**Directions for this task:**
Scan each line of the records for the word "JSON" and extract the ones that have it.

**Stored rows:**
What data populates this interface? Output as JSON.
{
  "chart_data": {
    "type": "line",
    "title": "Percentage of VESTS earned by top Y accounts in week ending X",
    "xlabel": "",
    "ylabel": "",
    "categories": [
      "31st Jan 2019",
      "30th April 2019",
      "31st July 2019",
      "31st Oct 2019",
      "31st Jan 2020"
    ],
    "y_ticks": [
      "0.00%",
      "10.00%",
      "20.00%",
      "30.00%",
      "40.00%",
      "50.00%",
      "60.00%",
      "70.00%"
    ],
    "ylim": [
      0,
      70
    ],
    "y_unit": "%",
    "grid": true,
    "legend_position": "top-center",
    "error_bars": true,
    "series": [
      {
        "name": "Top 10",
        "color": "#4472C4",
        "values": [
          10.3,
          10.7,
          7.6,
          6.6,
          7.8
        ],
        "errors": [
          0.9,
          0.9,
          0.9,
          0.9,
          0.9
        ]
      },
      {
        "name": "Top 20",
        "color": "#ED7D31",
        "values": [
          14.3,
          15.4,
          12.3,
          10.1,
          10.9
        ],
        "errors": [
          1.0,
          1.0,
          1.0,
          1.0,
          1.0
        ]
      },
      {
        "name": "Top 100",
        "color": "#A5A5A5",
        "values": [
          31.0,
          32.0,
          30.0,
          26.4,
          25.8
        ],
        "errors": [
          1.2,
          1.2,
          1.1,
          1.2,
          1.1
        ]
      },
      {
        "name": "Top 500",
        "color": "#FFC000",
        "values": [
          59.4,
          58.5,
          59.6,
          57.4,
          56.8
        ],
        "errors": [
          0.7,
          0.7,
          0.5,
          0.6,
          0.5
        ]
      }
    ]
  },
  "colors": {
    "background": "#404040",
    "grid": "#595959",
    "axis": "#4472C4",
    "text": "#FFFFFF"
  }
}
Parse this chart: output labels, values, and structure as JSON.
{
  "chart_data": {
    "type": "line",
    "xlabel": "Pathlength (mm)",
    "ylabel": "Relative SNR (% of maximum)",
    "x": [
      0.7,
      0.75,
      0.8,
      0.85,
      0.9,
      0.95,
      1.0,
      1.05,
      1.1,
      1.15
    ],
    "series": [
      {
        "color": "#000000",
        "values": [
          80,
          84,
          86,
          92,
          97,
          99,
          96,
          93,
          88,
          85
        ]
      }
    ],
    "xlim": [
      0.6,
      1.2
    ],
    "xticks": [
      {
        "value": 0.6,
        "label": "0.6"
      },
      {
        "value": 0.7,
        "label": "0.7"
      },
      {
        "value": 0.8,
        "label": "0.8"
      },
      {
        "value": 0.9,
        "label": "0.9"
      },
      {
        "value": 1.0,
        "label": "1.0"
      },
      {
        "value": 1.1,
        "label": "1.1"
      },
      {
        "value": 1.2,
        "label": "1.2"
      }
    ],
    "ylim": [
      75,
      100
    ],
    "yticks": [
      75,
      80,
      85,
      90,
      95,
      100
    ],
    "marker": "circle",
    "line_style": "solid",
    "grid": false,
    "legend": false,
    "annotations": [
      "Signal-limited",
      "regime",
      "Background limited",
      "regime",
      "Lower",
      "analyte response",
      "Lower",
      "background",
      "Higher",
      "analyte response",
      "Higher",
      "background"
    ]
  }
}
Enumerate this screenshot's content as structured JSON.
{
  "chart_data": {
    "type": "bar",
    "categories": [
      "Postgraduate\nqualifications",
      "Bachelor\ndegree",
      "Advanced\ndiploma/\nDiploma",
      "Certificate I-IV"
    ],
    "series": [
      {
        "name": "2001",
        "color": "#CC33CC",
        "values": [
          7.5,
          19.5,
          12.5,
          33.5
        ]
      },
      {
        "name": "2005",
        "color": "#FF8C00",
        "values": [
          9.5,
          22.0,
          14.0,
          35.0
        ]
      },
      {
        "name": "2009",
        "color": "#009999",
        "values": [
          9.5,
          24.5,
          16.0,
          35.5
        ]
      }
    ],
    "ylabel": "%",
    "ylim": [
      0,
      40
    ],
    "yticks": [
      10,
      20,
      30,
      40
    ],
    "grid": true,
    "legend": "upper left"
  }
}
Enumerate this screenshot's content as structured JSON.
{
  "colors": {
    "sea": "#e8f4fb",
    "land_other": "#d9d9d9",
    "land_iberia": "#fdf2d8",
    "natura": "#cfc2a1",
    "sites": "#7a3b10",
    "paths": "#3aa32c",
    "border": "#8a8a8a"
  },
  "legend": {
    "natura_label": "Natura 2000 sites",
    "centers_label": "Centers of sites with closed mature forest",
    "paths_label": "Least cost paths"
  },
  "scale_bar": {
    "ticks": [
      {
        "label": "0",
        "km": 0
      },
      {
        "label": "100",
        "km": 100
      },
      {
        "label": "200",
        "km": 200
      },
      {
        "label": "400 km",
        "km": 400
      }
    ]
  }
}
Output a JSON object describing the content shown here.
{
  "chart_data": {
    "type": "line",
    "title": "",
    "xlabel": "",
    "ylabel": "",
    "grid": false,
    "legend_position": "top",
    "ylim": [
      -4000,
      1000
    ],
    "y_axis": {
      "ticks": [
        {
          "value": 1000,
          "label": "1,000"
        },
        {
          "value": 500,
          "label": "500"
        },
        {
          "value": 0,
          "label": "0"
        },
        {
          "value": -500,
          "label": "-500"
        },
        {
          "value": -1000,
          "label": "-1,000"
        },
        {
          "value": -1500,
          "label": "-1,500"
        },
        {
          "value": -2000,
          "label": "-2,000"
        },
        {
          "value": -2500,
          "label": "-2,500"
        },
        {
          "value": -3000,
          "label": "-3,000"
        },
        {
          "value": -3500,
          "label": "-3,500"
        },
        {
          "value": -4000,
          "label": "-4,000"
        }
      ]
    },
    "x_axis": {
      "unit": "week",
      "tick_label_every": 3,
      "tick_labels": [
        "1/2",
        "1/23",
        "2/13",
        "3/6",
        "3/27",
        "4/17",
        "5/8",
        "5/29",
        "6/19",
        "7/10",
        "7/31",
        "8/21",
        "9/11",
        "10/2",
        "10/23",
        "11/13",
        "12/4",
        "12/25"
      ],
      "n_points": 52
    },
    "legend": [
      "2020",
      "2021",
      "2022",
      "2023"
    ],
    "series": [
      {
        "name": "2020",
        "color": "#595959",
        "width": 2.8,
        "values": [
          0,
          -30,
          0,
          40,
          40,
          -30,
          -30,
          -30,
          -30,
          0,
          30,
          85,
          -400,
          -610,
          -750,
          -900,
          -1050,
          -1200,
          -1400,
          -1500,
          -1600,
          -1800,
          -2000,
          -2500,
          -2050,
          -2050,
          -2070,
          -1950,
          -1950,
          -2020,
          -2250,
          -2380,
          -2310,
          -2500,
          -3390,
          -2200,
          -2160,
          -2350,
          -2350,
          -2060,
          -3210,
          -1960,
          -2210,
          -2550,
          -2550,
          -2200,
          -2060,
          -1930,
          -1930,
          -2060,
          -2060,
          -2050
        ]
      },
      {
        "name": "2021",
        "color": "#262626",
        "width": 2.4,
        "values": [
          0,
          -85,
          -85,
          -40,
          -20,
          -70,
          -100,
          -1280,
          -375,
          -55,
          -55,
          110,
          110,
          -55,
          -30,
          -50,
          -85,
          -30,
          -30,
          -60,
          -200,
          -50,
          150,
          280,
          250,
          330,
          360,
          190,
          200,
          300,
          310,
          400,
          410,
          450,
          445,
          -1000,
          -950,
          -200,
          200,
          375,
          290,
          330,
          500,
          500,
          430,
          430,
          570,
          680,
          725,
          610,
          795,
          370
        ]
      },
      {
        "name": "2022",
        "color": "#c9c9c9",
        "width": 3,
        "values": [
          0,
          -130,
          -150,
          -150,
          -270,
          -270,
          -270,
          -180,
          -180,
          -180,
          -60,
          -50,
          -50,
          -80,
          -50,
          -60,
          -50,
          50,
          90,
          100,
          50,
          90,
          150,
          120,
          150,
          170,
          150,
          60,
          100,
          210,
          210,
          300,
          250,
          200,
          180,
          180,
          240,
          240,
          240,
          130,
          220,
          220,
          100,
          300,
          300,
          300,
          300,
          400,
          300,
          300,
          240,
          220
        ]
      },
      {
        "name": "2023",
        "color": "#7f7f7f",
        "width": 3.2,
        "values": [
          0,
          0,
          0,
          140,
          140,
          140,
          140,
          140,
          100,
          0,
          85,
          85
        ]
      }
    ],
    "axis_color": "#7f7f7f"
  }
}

**Response to this exercise:**
What data populates this interface? Output as JSON.
Parse this chart: output labels, values, and structure as JSON.
Enumerate this screenshot's content as structured JSON.
Enumerate this screenshot's content as structured JSON.
Output a JSON object describing the content shown here.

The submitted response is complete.